▶ _Visual layout records_:
[start]

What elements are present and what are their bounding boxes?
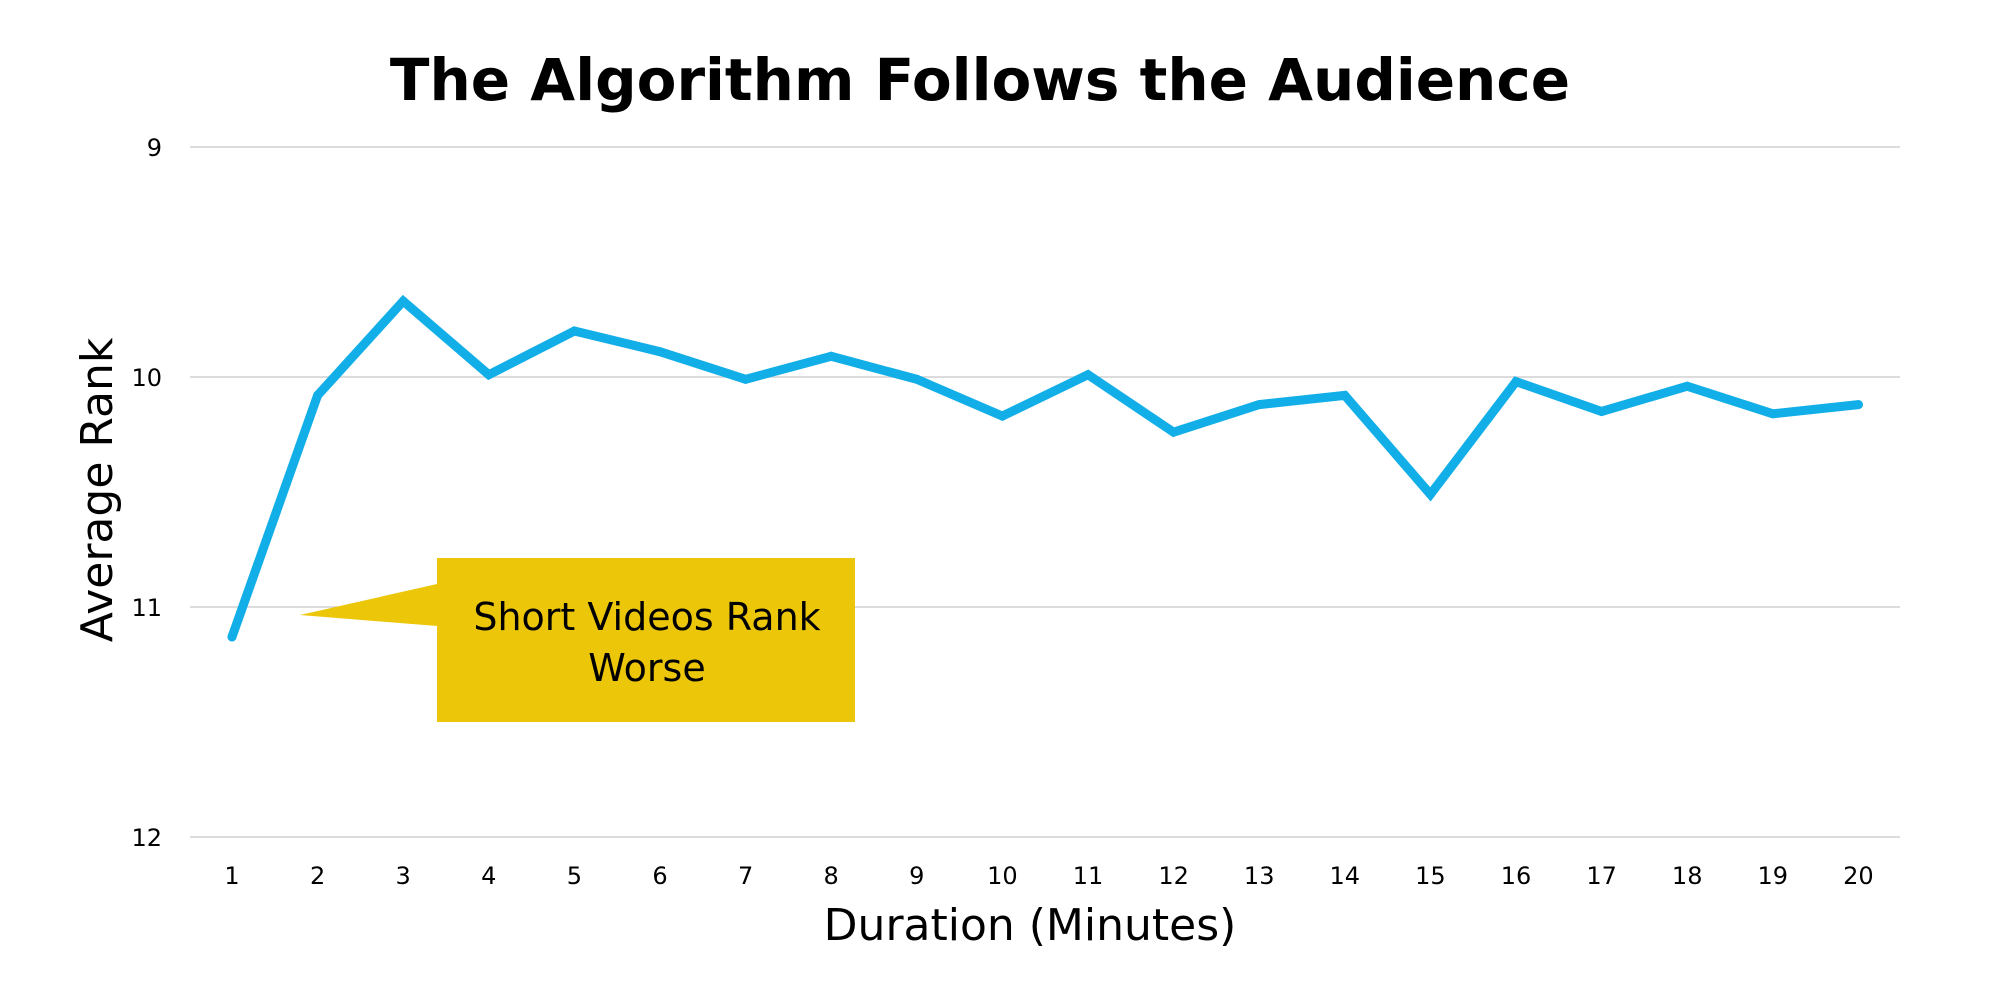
callout-text-line-1: Short Videos Rank (473, 595, 820, 639)
x-axis-ticks: 1 2 3 4 5 6 7 8 9 10 11 12 13 14 15 16 17 18 19 20 (224, 862, 1873, 890)
data-point (313, 390, 323, 400)
x-tick-label: 7 (738, 862, 753, 890)
y-tick-label: 12 (131, 824, 162, 852)
y-tick-label: 9 (147, 134, 162, 162)
x-tick-label: 4 (481, 862, 496, 890)
data-point (1425, 489, 1435, 499)
data-point (741, 374, 751, 384)
callout-pointer (300, 584, 437, 626)
x-tick-label: 8 (824, 862, 839, 890)
x-tick-label: 10 (987, 862, 1018, 890)
x-tick-label: 20 (1843, 862, 1874, 890)
x-tick-label: 14 (1330, 862, 1361, 890)
data-point (912, 374, 922, 384)
data-point (398, 296, 408, 306)
data-point (227, 632, 237, 642)
chart-title: The Algorithm Follows the Audience (390, 46, 1570, 114)
x-tick-label: 16 (1501, 862, 1532, 890)
x-tick-label: 5 (567, 862, 582, 890)
data-point (1254, 400, 1264, 410)
callout-box (437, 558, 855, 722)
data-point (655, 347, 665, 357)
gridlines (190, 146, 1900, 838)
x-tick-label: 15 (1415, 862, 1446, 890)
data-point (826, 351, 836, 361)
y-tick-label: 10 (131, 364, 162, 392)
x-tick-label: 3 (396, 862, 411, 890)
x-tick-label: 9 (909, 862, 924, 890)
data-point (1340, 390, 1350, 400)
data-point (569, 326, 579, 336)
x-tick-label: 18 (1672, 862, 1703, 890)
x-tick-label: 17 (1586, 862, 1617, 890)
data-point (997, 411, 1007, 421)
x-axis-label: Duration (Minutes) (824, 900, 1237, 951)
callout-text-line-2: Worse (588, 646, 705, 690)
data-point (484, 370, 494, 380)
data-point (1083, 370, 1093, 380)
data-point (1853, 400, 1863, 410)
x-tick-label: 1 (224, 862, 239, 890)
x-tick-label: 19 (1758, 862, 1789, 890)
x-tick-label: 12 (1158, 862, 1189, 890)
data-point (1511, 377, 1521, 387)
data-point (1169, 427, 1179, 437)
y-tick-label: 11 (131, 594, 162, 622)
data-point (1597, 407, 1607, 416)
x-tick-label: 11 (1073, 862, 1104, 890)
x-tick-label: 13 (1244, 862, 1275, 890)
series-line (227, 294, 1863, 642)
x-tick-label: 2 (310, 862, 325, 890)
y-axis-ticks: 9 10 11 12 (131, 134, 162, 852)
data-point (1768, 409, 1778, 419)
y-axis-label: Average Rank (72, 337, 123, 642)
data-point (1682, 381, 1692, 391)
series-layer (227, 294, 1863, 642)
x-tick-label: 6 (652, 862, 667, 890)
annotation-callout: Short Videos Rank Worse (300, 558, 855, 722)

[end]

▶ _Aim of the exercise_: Copy out the records above word for word, from the line containing "callout-text-line-1: Short Videos" through the line containing "y-tick-label: 9 (147, 134, 162, 162)", with both of those lines included.

▶ _Solution for this exercise_:
callout-text-line-1: Short Videos Rank (473, 595, 820, 639)
x-axis-ticks: 1 2 3 4 5 6 7 8 9 10 11 12 13 14 15 16 17 18 19 20 (224, 862, 1873, 890)
data-point (313, 390, 323, 400)
x-tick-label: 7 (738, 862, 753, 890)
y-tick-label: 12 (131, 824, 162, 852)
y-tick-label: 9 (147, 134, 162, 162)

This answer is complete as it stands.